Given task ▸ Find the lines below that contain the string "this". Copy each one.

+++ The input +++

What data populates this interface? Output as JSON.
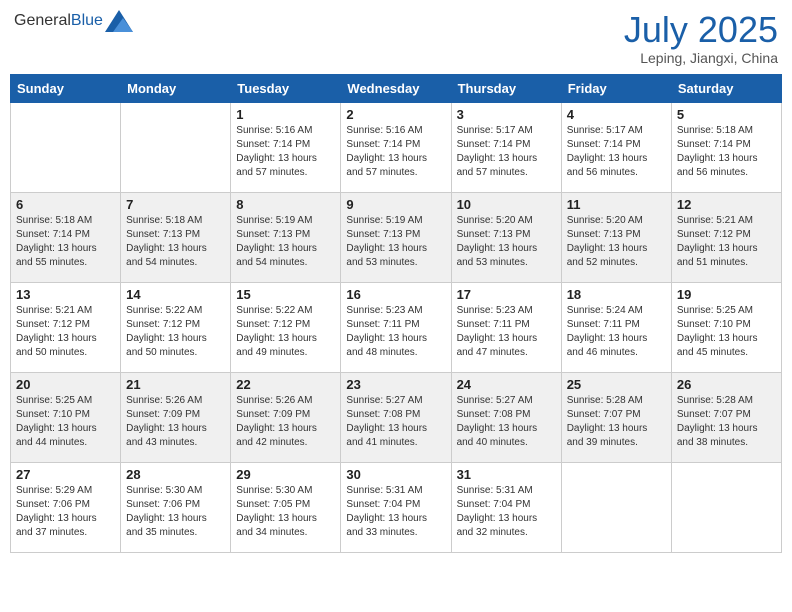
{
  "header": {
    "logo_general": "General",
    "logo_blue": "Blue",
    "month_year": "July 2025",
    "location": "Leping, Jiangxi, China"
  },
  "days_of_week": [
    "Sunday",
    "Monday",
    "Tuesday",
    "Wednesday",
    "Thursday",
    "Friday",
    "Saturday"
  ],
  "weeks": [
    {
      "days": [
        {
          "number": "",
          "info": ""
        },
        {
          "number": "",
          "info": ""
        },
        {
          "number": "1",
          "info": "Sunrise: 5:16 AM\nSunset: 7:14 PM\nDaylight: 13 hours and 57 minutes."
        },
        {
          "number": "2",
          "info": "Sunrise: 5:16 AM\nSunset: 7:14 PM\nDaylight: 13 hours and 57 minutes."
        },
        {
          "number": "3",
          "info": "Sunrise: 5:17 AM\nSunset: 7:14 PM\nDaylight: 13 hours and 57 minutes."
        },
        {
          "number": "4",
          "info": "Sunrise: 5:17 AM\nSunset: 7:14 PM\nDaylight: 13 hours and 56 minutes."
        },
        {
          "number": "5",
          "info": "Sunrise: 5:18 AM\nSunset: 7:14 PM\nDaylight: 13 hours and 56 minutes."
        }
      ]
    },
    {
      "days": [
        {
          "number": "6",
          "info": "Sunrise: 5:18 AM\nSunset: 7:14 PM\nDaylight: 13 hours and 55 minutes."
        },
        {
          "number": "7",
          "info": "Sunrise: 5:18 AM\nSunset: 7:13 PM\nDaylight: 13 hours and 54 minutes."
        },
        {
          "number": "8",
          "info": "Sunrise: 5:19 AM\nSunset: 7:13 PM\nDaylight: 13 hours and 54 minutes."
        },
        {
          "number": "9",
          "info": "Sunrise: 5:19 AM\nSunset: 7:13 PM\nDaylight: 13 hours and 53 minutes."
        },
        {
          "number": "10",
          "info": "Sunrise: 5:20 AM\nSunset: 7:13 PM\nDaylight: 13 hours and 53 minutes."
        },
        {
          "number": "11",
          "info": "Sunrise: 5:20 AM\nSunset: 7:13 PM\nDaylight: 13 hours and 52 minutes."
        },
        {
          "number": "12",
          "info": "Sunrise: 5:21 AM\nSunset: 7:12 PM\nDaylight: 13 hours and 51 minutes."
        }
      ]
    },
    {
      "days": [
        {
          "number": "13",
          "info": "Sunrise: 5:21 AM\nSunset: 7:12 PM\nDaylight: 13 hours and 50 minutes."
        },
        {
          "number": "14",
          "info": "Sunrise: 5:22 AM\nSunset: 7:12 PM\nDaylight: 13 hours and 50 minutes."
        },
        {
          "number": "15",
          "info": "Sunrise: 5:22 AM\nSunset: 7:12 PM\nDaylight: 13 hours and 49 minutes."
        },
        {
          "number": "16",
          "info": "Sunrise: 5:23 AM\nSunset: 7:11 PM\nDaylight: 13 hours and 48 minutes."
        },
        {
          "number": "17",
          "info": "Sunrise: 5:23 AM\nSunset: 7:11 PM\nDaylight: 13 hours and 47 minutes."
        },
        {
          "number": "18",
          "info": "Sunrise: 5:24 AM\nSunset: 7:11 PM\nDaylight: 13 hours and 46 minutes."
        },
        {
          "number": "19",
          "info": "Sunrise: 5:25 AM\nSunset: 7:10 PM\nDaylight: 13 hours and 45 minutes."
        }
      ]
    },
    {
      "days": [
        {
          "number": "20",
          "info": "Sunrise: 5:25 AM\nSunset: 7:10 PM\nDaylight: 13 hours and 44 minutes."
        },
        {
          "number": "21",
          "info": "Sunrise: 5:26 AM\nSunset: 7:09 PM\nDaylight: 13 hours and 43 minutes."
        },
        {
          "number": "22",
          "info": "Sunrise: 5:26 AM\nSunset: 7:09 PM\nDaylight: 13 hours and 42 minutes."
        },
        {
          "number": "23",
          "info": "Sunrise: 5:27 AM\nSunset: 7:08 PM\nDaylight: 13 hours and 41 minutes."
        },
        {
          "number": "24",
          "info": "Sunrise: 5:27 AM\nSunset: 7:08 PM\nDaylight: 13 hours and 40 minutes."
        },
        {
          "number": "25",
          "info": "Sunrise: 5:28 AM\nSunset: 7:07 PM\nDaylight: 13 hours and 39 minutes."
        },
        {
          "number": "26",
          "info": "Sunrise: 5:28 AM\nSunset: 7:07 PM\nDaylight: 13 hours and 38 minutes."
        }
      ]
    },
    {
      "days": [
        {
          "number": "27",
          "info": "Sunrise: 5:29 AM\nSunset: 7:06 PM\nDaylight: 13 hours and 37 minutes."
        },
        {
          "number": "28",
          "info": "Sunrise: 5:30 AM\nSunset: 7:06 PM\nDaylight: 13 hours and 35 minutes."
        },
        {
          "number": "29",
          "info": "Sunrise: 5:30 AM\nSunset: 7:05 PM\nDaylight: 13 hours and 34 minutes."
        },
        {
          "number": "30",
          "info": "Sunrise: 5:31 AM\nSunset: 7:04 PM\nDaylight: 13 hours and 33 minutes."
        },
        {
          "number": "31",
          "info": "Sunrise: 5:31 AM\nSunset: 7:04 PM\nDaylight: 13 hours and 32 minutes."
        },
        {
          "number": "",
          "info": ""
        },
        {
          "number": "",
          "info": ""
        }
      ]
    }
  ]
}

+++
+++ The input +++

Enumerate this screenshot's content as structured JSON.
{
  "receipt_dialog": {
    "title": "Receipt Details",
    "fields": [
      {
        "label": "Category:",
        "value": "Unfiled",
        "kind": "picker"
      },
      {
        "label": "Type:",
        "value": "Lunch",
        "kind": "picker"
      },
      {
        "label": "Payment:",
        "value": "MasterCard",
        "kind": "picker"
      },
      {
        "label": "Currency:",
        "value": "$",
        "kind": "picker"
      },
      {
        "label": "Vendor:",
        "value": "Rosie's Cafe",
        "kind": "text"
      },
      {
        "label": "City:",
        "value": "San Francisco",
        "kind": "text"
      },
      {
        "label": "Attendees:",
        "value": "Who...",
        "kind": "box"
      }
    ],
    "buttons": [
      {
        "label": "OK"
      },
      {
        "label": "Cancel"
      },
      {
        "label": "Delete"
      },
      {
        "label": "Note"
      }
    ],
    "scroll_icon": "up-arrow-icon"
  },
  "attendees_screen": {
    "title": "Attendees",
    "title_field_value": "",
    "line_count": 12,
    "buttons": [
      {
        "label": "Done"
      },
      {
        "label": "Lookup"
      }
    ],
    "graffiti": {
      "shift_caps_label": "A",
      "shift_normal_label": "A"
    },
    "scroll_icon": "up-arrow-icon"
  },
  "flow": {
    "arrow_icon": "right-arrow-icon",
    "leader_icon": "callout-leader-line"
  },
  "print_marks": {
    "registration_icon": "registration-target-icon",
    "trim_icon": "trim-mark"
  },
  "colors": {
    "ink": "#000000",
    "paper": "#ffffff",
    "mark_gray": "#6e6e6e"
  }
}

+++

Exercise answer ▸
What data populates this interface? Output as JSON.
Enumerate this screenshot's content as structured JSON.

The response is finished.